- _Instructions for the task_
Set down the material below in full, matching it exactly.

- _The input_
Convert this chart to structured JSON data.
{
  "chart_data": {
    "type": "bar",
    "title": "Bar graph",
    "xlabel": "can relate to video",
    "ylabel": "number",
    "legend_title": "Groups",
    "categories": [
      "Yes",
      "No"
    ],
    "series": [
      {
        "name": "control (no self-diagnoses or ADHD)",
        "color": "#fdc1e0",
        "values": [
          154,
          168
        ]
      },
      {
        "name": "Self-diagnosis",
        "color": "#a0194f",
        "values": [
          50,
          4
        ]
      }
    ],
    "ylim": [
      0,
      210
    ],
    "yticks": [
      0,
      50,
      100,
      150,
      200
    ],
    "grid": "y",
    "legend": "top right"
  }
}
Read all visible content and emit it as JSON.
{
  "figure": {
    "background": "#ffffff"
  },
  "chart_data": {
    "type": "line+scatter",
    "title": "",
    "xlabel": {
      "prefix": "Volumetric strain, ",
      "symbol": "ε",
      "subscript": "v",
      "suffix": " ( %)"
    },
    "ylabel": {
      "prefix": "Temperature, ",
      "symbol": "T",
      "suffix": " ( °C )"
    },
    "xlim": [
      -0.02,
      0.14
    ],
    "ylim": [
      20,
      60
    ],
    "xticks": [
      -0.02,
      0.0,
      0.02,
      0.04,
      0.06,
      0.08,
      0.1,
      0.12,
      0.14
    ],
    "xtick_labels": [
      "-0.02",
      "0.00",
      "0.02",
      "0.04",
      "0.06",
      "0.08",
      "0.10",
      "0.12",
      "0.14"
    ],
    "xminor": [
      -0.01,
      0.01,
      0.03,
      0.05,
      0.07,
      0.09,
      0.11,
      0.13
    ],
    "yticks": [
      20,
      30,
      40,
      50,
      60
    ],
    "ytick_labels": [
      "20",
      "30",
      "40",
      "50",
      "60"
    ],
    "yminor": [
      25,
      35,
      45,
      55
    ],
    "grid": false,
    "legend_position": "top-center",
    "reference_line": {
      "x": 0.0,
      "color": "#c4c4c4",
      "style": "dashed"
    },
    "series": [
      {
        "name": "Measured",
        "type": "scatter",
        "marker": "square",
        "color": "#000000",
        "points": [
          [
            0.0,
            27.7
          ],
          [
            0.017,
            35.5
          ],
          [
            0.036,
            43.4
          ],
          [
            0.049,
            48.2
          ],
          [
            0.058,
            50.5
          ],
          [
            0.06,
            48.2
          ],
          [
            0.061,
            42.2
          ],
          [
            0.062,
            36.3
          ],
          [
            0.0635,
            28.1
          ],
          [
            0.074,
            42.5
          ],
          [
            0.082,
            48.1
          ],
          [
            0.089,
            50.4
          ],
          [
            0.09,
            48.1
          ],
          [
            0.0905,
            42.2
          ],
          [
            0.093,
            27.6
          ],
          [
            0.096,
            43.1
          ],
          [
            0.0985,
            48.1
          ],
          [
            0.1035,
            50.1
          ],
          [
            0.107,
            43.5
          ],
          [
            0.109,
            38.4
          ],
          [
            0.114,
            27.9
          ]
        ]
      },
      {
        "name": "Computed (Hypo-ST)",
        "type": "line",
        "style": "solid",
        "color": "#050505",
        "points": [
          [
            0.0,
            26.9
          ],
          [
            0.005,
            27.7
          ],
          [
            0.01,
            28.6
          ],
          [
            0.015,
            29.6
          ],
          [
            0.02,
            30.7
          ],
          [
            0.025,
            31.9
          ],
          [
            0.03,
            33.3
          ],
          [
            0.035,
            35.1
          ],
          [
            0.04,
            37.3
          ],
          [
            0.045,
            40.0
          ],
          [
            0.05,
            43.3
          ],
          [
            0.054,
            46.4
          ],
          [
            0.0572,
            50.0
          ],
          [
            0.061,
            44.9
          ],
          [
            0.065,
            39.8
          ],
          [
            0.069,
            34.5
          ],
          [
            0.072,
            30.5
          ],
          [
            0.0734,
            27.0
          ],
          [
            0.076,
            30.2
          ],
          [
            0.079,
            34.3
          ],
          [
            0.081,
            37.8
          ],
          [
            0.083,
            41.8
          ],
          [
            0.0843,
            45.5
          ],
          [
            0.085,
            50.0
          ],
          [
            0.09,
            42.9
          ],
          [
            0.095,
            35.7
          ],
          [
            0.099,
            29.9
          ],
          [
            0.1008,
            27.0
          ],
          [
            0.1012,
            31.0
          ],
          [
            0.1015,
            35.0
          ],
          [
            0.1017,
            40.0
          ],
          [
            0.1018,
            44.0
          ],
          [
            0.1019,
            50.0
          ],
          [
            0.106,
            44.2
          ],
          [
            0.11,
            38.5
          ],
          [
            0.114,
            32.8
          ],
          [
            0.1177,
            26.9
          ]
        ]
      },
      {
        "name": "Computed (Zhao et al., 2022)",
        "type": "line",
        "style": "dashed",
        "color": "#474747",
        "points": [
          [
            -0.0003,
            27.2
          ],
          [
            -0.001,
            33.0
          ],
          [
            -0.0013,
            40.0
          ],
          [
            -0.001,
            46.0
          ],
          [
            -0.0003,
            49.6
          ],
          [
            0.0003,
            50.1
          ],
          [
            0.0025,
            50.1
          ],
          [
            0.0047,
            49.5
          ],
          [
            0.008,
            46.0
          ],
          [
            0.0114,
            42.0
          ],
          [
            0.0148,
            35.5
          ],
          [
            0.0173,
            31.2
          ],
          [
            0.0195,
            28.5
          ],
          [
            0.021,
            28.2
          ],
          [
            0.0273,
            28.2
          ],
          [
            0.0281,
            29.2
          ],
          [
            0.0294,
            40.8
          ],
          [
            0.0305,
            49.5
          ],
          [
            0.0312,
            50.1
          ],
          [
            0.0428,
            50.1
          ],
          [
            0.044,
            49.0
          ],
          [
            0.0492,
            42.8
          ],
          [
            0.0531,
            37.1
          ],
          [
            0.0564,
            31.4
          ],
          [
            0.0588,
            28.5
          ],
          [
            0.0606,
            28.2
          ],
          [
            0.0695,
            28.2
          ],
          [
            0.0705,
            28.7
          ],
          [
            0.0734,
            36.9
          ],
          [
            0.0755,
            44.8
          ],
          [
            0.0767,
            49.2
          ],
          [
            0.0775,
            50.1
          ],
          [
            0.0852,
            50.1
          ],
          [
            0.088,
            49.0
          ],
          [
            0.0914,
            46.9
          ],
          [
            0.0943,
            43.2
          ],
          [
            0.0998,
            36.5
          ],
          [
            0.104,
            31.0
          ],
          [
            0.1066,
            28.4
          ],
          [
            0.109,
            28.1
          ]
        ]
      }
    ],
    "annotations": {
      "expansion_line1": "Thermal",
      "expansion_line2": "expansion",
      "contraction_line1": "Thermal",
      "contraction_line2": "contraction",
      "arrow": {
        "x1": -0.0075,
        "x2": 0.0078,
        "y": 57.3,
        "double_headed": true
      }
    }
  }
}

- _Reply_
Convert this chart to structured JSON data.
{
  "chart_data": {
    "type": "bar",
    "title": "Bar graph",
    "xlabel": "can relate to video",
    "ylabel": "number",
    "legend_title": "Groups",
    "categories": [
      "Yes",
      "No"
    ],
    "series": [
      {
        "name": "control (no self-diagnoses or ADHD)",
        "color": "#fdc1e0",
        "values": [
          154,
          168
        ]
      },
      {
        "name": "Self-diagnosis",
        "color": "#a0194f",
        "values": [
          50,
          4
        ]
      }
    ],
    "ylim": [
      0,
      210
    ],
    "yticks": [
      0,
      50,
      100,
      150,
      200
    ],
    "grid": "y",
    "legend": "top right"
  }
}
Read all visible content and emit it as JSON.
{
  "figure": {
    "background": "#ffffff"
  },
  "chart_data": {
    "type": "line+scatter",
    "title": "",
    "xlabel": {
      "prefix": "Volumetric strain, ",
      "symbol": "ε",
      "subscript": "v",
      "suffix": " ( %)"
    },
    "ylabel": {
      "prefix": "Temperature, ",
      "symbol": "T",
      "suffix": " ( °C )"
    },
    "xlim": [
      -0.02,
      0.14
    ],
    "ylim": [
      20,
      60
    ],
    "xticks": [
      -0.02,
      0.0,
      0.02,
      0.04,
      0.06,
      0.08,
      0.1,
      0.12,
      0.14
    ],
    "xtick_labels": [
      "-0.02",
      "0.00",
      "0.02",
      "0.04",
      "0.06",
      "0.08",
      "0.10",
      "0.12",
      "0.14"
    ],
    "xminor": [
      -0.01,
      0.01,
      0.03,
      0.05,
      0.07,
      0.09,
      0.11,
      0.13
    ],
    "yticks": [
      20,
      30,
      40,
      50,
      60
    ],
    "ytick_labels": [
      "20",
      "30",
      "40",
      "50",
      "60"
    ],
    "yminor": [
      25,
      35,
      45,
      55
    ],
    "grid": false,
    "legend_position": "top-center",
    "reference_line": {
      "x": 0.0,
      "color": "#c4c4c4",
      "style": "dashed"
    },
    "series": [
      {
        "name": "Measured",
        "type": "scatter",
        "marker": "square",
        "color": "#000000",
        "points": [
          [
            0.0,
            27.7
          ],
          [
            0.017,
            35.5
          ],
          [
            0.036,
            43.4
          ],
          [
            0.049,
            48.2
          ],
          [
            0.058,
            50.5
          ],
          [
            0.06,
            48.2
          ],
          [
            0.061,
            42.2
          ],
          [
            0.062,
            36.3
          ],
          [
            0.0635,
            28.1
          ],
          [
            0.074,
            42.5
          ],
          [
            0.082,
            48.1
          ],
          [
            0.089,
            50.4
          ],
          [
            0.09,
            48.1
          ],
          [
            0.0905,
            42.2
          ],
          [
            0.093,
            27.6
          ],
          [
            0.096,
            43.1
          ],
          [
            0.0985,
            48.1
          ],
          [
            0.1035,
            50.1
          ],
          [
            0.107,
            43.5
          ],
          [
            0.109,
            38.4
          ],
          [
            0.114,
            27.9
          ]
        ]
      },
      {
        "name": "Computed (Hypo-ST)",
        "type": "line",
        "style": "solid",
        "color": "#050505",
        "points": [
          [
            0.0,
            26.9
          ],
          [
            0.005,
            27.7
          ],
          [
            0.01,
            28.6
          ],
          [
            0.015,
            29.6
          ],
          [
            0.02,
            30.7
          ],
          [
            0.025,
            31.9
          ],
          [
            0.03,
            33.3
          ],
          [
            0.035,
            35.1
          ],
          [
            0.04,
            37.3
          ],
          [
            0.045,
            40.0
          ],
          [
            0.05,
            43.3
          ],
          [
            0.054,
            46.4
          ],
          [
            0.0572,
            50.0
          ],
          [
            0.061,
            44.9
          ],
          [
            0.065,
            39.8
          ],
          [
            0.069,
            34.5
          ],
          [
            0.072,
            30.5
          ],
          [
            0.0734,
            27.0
          ],
          [
            0.076,
            30.2
          ],
          [
            0.079,
            34.3
          ],
          [
            0.081,
            37.8
          ],
          [
            0.083,
            41.8
          ],
          [
            0.0843,
            45.5
          ],
          [
            0.085,
            50.0
          ],
          [
            0.09,
            42.9
          ],
          [
            0.095,
            35.7
          ],
          [
            0.099,
            29.9
          ],
          [
            0.1008,
            27.0
          ],
          [
            0.1012,
            31.0
          ],
          [
            0.1015,
            35.0
          ],
          [
            0.1017,
            40.0
          ],
          [
            0.1018,
            44.0
          ],
          [
            0.1019,
            50.0
          ],
          [
            0.106,
            44.2
          ],
          [
            0.11,
            38.5
          ],
          [
            0.114,
            32.8
          ],
          [
            0.1177,
            26.9
          ]
        ]
      },
      {
        "name": "Computed (Zhao et al., 2022)",
        "type": "line",
        "style": "dashed",
        "color": "#474747",
        "points": [
          [
            -0.0003,
            27.2
          ],
          [
            -0.001,
            33.0
          ],
          [
            -0.0013,
            40.0
          ],
          [
            -0.001,
            46.0
          ],
          [
            -0.0003,
            49.6
          ],
          [
            0.0003,
            50.1
          ],
          [
            0.0025,
            50.1
          ],
          [
            0.0047,
            49.5
          ],
          [
            0.008,
            46.0
          ],
          [
            0.0114,
            42.0
          ],
          [
            0.0148,
            35.5
          ],
          [
            0.0173,
            31.2
          ],
          [
            0.0195,
            28.5
          ],
          [
            0.021,
            28.2
          ],
          [
            0.0273,
            28.2
          ],
          [
            0.0281,
            29.2
          ],
          [
            0.0294,
            40.8
          ],
          [
            0.0305,
            49.5
          ],
          [
            0.0312,
            50.1
          ],
          [
            0.0428,
            50.1
          ],
          [
            0.044,
            49.0
          ],
          [
            0.0492,
            42.8
          ],
          [
            0.0531,
            37.1
          ],
          [
            0.0564,
            31.4
          ],
          [
            0.0588,
            28.5
          ],
          [
            0.0606,
            28.2
          ],
          [
            0.0695,
            28.2
          ],
          [
            0.0705,
            28.7
          ],
          [
            0.0734,
            36.9
          ],
          [
            0.0755,
            44.8
          ],
          [
            0.0767,
            49.2
          ],
          [
            0.0775,
            50.1
          ],
          [
            0.0852,
            50.1
          ],
          [
            0.088,
            49.0
          ],
          [
            0.0914,
            46.9
          ],
          [
            0.0943,
            43.2
          ],
          [
            0.0998,
            36.5
          ],
          [
            0.104,
            31.0
          ],
          [
            0.1066,
            28.4
          ],
          [
            0.109,
            28.1
          ]
        ]
      }
    ],
    "annotations": {
      "expansion_line1": "Thermal",
      "expansion_line2": "expansion",
      "contraction_line1": "Thermal",
      "contraction_line2": "contraction",
      "arrow": {
        "x1": -0.0075,
        "x2": 0.0078,
        "y": 57.3,
        "double_headed": true
      }
    }
  }
}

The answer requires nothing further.